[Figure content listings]

++++

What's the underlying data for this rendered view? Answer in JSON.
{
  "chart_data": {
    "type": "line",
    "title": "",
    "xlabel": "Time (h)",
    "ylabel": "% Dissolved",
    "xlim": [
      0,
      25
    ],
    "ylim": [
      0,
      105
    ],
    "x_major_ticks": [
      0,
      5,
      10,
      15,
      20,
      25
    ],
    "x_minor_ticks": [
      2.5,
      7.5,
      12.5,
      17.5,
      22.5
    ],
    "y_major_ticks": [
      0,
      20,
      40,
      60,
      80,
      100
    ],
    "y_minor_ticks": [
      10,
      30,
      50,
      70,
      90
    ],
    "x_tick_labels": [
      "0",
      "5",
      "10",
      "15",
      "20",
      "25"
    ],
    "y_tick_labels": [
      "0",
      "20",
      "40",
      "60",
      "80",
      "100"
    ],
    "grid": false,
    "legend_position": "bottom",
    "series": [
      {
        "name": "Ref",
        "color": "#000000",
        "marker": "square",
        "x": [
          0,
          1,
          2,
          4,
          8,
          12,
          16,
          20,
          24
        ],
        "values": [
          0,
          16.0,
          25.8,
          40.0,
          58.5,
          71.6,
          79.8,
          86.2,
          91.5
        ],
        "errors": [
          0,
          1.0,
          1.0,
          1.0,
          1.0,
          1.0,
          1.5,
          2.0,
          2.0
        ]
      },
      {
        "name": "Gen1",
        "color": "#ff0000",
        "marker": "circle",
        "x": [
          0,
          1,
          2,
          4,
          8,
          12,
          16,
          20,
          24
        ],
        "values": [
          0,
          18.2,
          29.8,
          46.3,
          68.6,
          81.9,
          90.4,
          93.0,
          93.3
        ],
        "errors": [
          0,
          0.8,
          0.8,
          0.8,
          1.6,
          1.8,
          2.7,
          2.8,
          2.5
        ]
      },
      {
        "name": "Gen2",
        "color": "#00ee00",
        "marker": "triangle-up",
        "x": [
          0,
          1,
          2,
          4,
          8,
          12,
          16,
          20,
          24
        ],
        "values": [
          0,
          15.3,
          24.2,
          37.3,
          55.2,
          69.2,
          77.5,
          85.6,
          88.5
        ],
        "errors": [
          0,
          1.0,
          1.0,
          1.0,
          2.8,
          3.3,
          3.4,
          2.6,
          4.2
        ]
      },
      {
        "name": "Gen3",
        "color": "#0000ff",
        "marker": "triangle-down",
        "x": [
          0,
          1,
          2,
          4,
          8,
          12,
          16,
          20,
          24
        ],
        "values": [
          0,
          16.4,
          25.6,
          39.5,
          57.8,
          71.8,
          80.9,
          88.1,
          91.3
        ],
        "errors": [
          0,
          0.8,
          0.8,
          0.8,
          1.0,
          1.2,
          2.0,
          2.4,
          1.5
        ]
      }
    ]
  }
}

++++

What you have to do: Identify the lines in the entries that hold "marker" and return each one.

Correct response:
        "marker": "square",
        "marker": "circle",
        "marker": "triangle-up",
        "marker": "triangle-down",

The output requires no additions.